_Short task:_ Drop every picture, then transcribe the remaining data exactly.

Data entries:

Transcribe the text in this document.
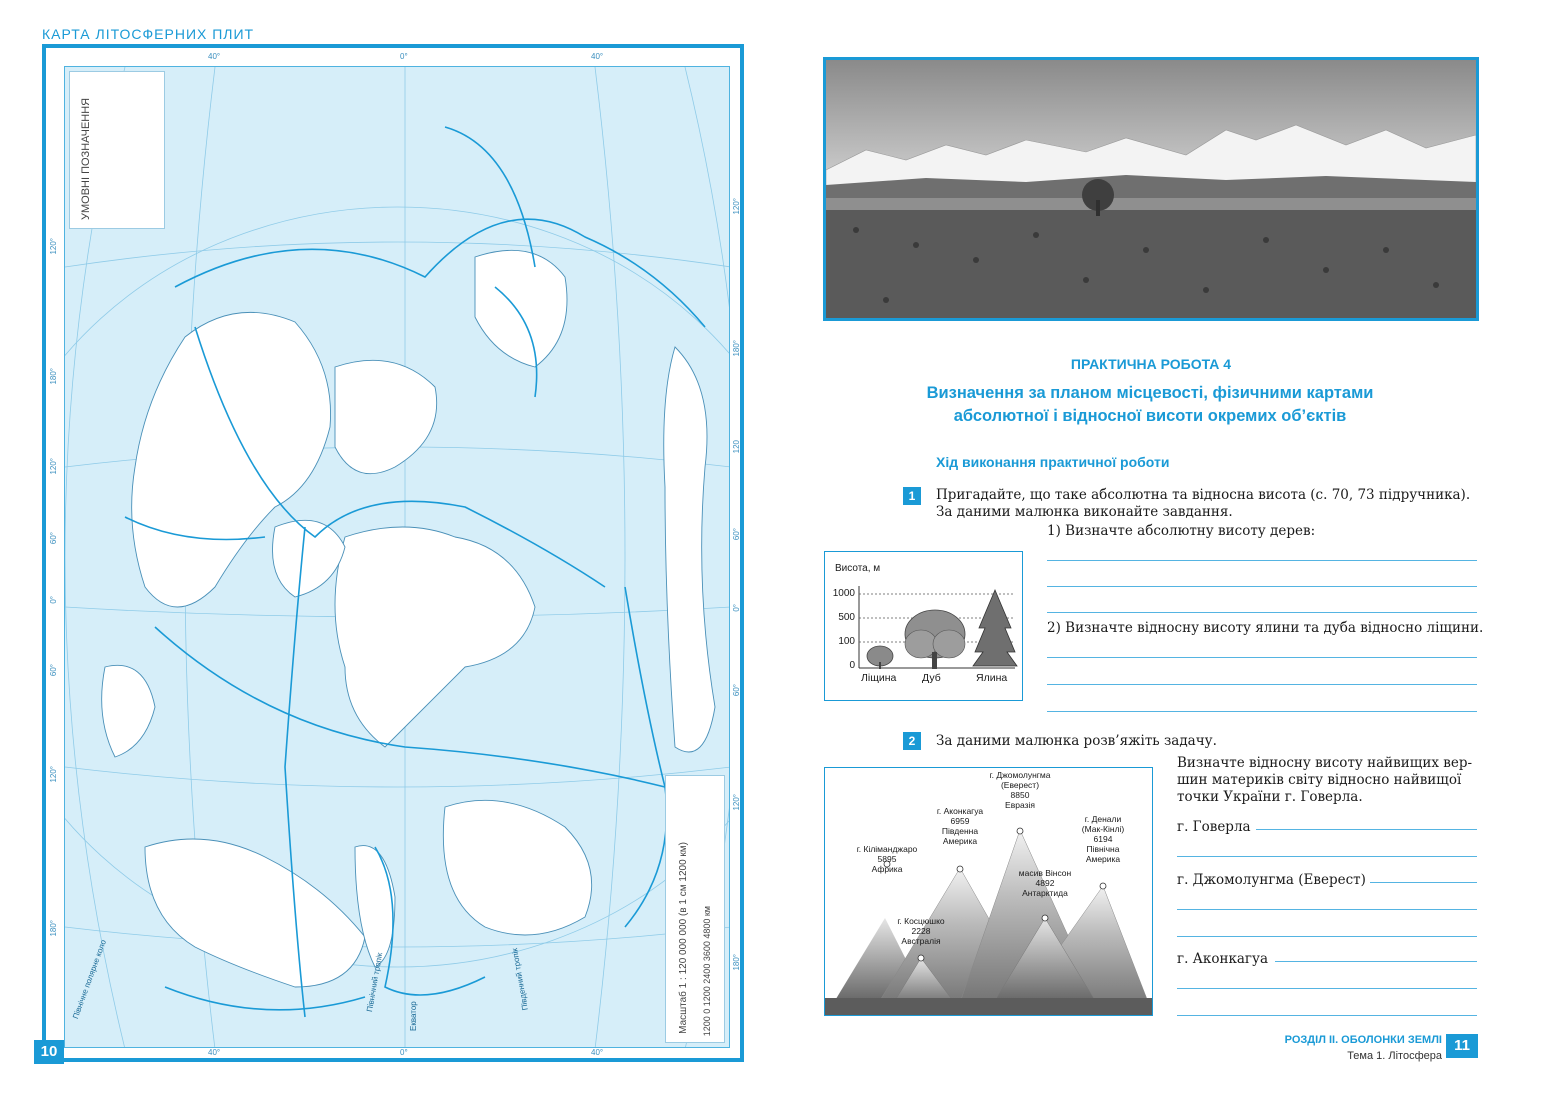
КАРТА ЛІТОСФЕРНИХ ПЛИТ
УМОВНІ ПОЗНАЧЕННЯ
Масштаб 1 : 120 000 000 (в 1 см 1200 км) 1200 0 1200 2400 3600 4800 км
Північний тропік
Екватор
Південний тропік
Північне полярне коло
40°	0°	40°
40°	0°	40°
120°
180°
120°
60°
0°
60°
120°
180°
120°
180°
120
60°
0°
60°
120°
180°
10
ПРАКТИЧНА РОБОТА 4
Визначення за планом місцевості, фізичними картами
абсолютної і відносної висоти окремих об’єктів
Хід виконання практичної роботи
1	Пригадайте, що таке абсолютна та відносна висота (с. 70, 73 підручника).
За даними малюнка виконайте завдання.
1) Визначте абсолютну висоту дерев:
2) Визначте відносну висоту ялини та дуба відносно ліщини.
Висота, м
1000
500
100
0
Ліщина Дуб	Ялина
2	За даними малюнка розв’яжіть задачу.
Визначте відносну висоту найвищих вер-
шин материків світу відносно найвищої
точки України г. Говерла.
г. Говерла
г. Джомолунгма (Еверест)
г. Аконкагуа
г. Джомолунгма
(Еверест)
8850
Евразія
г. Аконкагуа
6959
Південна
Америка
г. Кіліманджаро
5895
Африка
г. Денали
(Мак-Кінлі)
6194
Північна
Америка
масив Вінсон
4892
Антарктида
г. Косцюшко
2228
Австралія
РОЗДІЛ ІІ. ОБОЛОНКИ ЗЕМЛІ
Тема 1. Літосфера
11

_Exercise output:_
Transcribe the text in this document.
КАРТА ЛІТОСФЕРНИХ ПЛИТ
УМОВНІ ПОЗНАЧЕННЯ
Масштаб 1 : 120 000 000 (в 1 см 1200 км) 1200 0 1200 2400 3600 4800 км
Північний тропік
Екватор
Південний тропік
Північне полярне коло
40°	0°	40°
40°	0°	40°
120°
180°
120°
60°
0°
60°
120°
180°
120°
180°
120
60°
0°
60°
120°
180°
10
ПРАКТИЧНА РОБОТА 4
Визначення за планом місцевості, фізичними картами
абсолютної і відносної висоти окремих об’єктів
Хід виконання практичної роботи
1	Пригадайте, що таке абсолютна та відносна висота (с. 70, 73 підручника).
За даними малюнка виконайте завдання.
1) Визначте абсолютну висоту дерев:
2) Визначте відносну висоту ялини та дуба відносно ліщини.
Висота, м
1000
500
100
0
Ліщина Дуб	Ялина
2	За даними малюнка розв’яжіть задачу.
Визначте відносну висоту найвищих вер-
шин материків світу відносно найвищої
точки України г. Говерла.
г. Говерла
г. Джомолунгма (Еверест)
г. Аконкагуа
г. Джомолунгма
(Еверест)
8850
Евразія
г. Аконкагуа
6959
Південна
Америка
г. Кіліманджаро
5895
Африка
г. Денали
(Мак-Кінлі)
6194
Північна
Америка
масив Вінсон
4892
Антарктида
г. Косцюшко
2228
Австралія
РОЗДІЛ ІІ. ОБОЛОНКИ ЗЕМЛІ
Тема 1. Літосфера
11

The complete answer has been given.